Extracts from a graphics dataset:
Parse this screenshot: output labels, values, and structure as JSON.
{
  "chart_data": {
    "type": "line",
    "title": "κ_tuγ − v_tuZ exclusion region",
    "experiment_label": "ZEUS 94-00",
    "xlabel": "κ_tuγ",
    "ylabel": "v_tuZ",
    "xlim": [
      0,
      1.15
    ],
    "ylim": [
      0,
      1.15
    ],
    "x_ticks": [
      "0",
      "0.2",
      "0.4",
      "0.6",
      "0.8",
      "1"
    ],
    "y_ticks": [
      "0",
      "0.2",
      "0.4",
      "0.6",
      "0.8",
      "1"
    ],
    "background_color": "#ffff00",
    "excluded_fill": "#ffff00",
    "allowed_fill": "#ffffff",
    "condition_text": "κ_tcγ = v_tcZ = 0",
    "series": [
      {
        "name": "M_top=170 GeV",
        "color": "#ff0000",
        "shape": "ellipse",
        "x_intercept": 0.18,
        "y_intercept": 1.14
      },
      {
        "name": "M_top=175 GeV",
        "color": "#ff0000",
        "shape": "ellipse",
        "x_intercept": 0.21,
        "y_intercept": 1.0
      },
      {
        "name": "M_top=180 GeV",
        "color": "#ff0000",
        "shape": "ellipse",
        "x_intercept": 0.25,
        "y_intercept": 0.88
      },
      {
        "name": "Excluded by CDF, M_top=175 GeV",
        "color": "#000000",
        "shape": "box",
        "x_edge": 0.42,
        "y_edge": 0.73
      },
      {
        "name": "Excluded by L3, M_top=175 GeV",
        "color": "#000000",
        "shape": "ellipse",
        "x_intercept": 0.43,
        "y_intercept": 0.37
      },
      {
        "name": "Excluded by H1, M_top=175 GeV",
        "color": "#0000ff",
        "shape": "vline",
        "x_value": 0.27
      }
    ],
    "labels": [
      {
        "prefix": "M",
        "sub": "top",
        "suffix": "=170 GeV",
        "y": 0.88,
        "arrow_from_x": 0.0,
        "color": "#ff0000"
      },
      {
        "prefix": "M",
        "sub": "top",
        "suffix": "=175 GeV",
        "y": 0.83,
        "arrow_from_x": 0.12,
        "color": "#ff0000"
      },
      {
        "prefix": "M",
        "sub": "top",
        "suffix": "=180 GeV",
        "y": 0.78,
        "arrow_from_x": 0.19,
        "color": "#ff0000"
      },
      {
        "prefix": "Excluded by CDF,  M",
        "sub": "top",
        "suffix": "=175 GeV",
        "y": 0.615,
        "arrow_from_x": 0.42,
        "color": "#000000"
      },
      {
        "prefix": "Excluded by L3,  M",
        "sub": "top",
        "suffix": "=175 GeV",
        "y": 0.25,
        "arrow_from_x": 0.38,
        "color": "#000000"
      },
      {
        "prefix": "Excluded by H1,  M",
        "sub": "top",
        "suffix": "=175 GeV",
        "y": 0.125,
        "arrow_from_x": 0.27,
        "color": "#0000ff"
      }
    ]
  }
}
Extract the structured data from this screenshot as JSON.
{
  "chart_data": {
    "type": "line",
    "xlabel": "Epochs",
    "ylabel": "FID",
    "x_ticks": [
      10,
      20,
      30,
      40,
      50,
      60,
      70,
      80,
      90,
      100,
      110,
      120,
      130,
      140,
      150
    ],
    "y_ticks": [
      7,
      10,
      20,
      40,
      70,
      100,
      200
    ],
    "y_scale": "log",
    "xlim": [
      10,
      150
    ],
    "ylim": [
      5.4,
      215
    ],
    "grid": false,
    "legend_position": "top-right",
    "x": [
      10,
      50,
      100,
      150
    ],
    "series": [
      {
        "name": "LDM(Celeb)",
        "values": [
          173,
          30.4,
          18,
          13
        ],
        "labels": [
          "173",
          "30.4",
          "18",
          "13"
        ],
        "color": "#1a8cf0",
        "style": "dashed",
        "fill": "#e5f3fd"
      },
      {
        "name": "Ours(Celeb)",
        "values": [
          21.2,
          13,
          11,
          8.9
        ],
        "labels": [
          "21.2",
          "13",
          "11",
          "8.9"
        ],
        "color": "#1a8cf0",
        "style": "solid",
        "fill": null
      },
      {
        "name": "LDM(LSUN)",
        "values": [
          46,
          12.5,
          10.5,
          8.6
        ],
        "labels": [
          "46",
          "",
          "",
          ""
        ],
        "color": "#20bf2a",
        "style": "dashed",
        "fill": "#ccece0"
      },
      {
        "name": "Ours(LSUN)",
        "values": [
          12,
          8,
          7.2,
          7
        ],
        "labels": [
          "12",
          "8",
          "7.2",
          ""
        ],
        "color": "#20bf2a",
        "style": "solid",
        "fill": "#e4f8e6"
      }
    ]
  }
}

THE PROBLEM: Nothing should be left out: return all of the records exactly.

WRITTEN SOLUTION:
Parse this screenshot: output labels, values, and structure as JSON.
{
  "chart_data": {
    "type": "line",
    "title": "κ_tuγ − v_tuZ exclusion region",
    "experiment_label": "ZEUS 94-00",
    "xlabel": "κ_tuγ",
    "ylabel": "v_tuZ",
    "xlim": [
      0,
      1.15
    ],
    "ylim": [
      0,
      1.15
    ],
    "x_ticks": [
      "0",
      "0.2",
      "0.4",
      "0.6",
      "0.8",
      "1"
    ],
    "y_ticks": [
      "0",
      "0.2",
      "0.4",
      "0.6",
      "0.8",
      "1"
    ],
    "background_color": "#ffff00",
    "excluded_fill": "#ffff00",
    "allowed_fill": "#ffffff",
    "condition_text": "κ_tcγ = v_tcZ = 0",
    "series": [
      {
        "name": "M_top=170 GeV",
        "color": "#ff0000",
        "shape": "ellipse",
        "x_intercept": 0.18,
        "y_intercept": 1.14
      },
      {
        "name": "M_top=175 GeV",
        "color": "#ff0000",
        "shape": "ellipse",
        "x_intercept": 0.21,
        "y_intercept": 1.0
      },
      {
        "name": "M_top=180 GeV",
        "color": "#ff0000",
        "shape": "ellipse",
        "x_intercept": 0.25,
        "y_intercept": 0.88
      },
      {
        "name": "Excluded by CDF, M_top=175 GeV",
        "color": "#000000",
        "shape": "box",
        "x_edge": 0.42,
        "y_edge": 0.73
      },
      {
        "name": "Excluded by L3, M_top=175 GeV",
        "color": "#000000",
        "shape": "ellipse",
        "x_intercept": 0.43,
        "y_intercept": 0.37
      },
      {
        "name": "Excluded by H1, M_top=175 GeV",
        "color": "#0000ff",
        "shape": "vline",
        "x_value": 0.27
      }
    ],
    "labels": [
      {
        "prefix": "M",
        "sub": "top",
        "suffix": "=170 GeV",
        "y": 0.88,
        "arrow_from_x": 0.0,
        "color": "#ff0000"
      },
      {
        "prefix": "M",
        "sub": "top",
        "suffix": "=175 GeV",
        "y": 0.83,
        "arrow_from_x": 0.12,
        "color": "#ff0000"
      },
      {
        "prefix": "M",
        "sub": "top",
        "suffix": "=180 GeV",
        "y": 0.78,
        "arrow_from_x": 0.19,
        "color": "#ff0000"
      },
      {
        "prefix": "Excluded by CDF,  M",
        "sub": "top",
        "suffix": "=175 GeV",
        "y": 0.615,
        "arrow_from_x": 0.42,
        "color": "#000000"
      },
      {
        "prefix": "Excluded by L3,  M",
        "sub": "top",
        "suffix": "=175 GeV",
        "y": 0.25,
        "arrow_from_x": 0.38,
        "color": "#000000"
      },
      {
        "prefix": "Excluded by H1,  M",
        "sub": "top",
        "suffix": "=175 GeV",
        "y": 0.125,
        "arrow_from_x": 0.27,
        "color": "#0000ff"
      }
    ]
  }
}
Extract the structured data from this screenshot as JSON.
{
  "chart_data": {
    "type": "line",
    "xlabel": "Epochs",
    "ylabel": "FID",
    "x_ticks": [
      10,
      20,
      30,
      40,
      50,
      60,
      70,
      80,
      90,
      100,
      110,
      120,
      130,
      140,
      150
    ],
    "y_ticks": [
      7,
      10,
      20,
      40,
      70,
      100,
      200
    ],
    "y_scale": "log",
    "xlim": [
      10,
      150
    ],
    "ylim": [
      5.4,
      215
    ],
    "grid": false,
    "legend_position": "top-right",
    "x": [
      10,
      50,
      100,
      150
    ],
    "series": [
      {
        "name": "LDM(Celeb)",
        "values": [
          173,
          30.4,
          18,
          13
        ],
        "labels": [
          "173",
          "30.4",
          "18",
          "13"
        ],
        "color": "#1a8cf0",
        "style": "dashed",
        "fill": "#e5f3fd"
      },
      {
        "name": "Ours(Celeb)",
        "values": [
          21.2,
          13,
          11,
          8.9
        ],
        "labels": [
          "21.2",
          "13",
          "11",
          "8.9"
        ],
        "color": "#1a8cf0",
        "style": "solid",
        "fill": null
      },
      {
        "name": "LDM(LSUN)",
        "values": [
          46,
          12.5,
          10.5,
          8.6
        ],
        "labels": [
          "46",
          "",
          "",
          ""
        ],
        "color": "#20bf2a",
        "style": "dashed",
        "fill": "#ccece0"
      },
      {
        "name": "Ours(LSUN)",
        "values": [
          12,
          8,
          7.2,
          7
        ],
        "labels": [
          "12",
          "8",
          "7.2",
          ""
        ],
        "color": "#20bf2a",
        "style": "solid",
        "fill": "#e4f8e6"
      }
    ]
  }
}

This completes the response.